Dataset excerpts
####
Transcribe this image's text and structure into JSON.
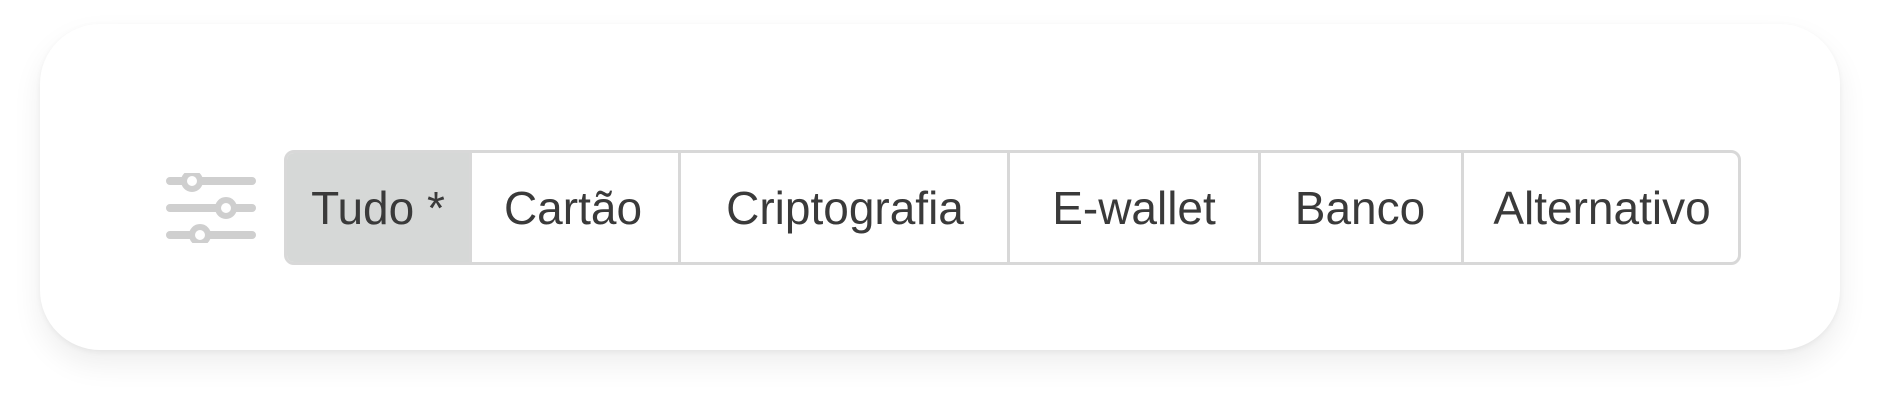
{
  "filter": {
    "icon": "sliders-icon",
    "tabs": [
      {
        "label": "Tudo *",
        "active": true
      },
      {
        "label": "Cartão",
        "active": false
      },
      {
        "label": "Criptografia",
        "active": false
      },
      {
        "label": "E-wallet",
        "active": false
      },
      {
        "label": "Banco",
        "active": false
      },
      {
        "label": "Alternativo",
        "active": false
      }
    ]
  },
  "colors": {
    "active_bg": "#d6d8d7",
    "border": "#d8d8d8",
    "text": "#3a3a3a",
    "icon": "#cfcfcf"
  }
}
####
> Brief
Exactly as written, return every line of the listing, but not the pictures.

> Exercise solution
Transcribe this image's text and structure into JSON.
{
  "filter": {
    "icon": "sliders-icon",
    "tabs": [
      {
        "label": "Tudo *",
        "active": true
      },
      {
        "label": "Cartão",
        "active": false
      },
      {
        "label": "Criptografia",
        "active": false
      },
      {
        "label": "E-wallet",
        "active": false
      },
      {
        "label": "Banco",
        "active": false
      },
      {
        "label": "Alternativo",
        "active": false
      }
    ]
  },
  "colors": {
    "active_bg": "#d6d8d7",
    "border": "#d8d8d8",
    "text": "#3a3a3a",
    "icon": "#cfcfcf"
  }
}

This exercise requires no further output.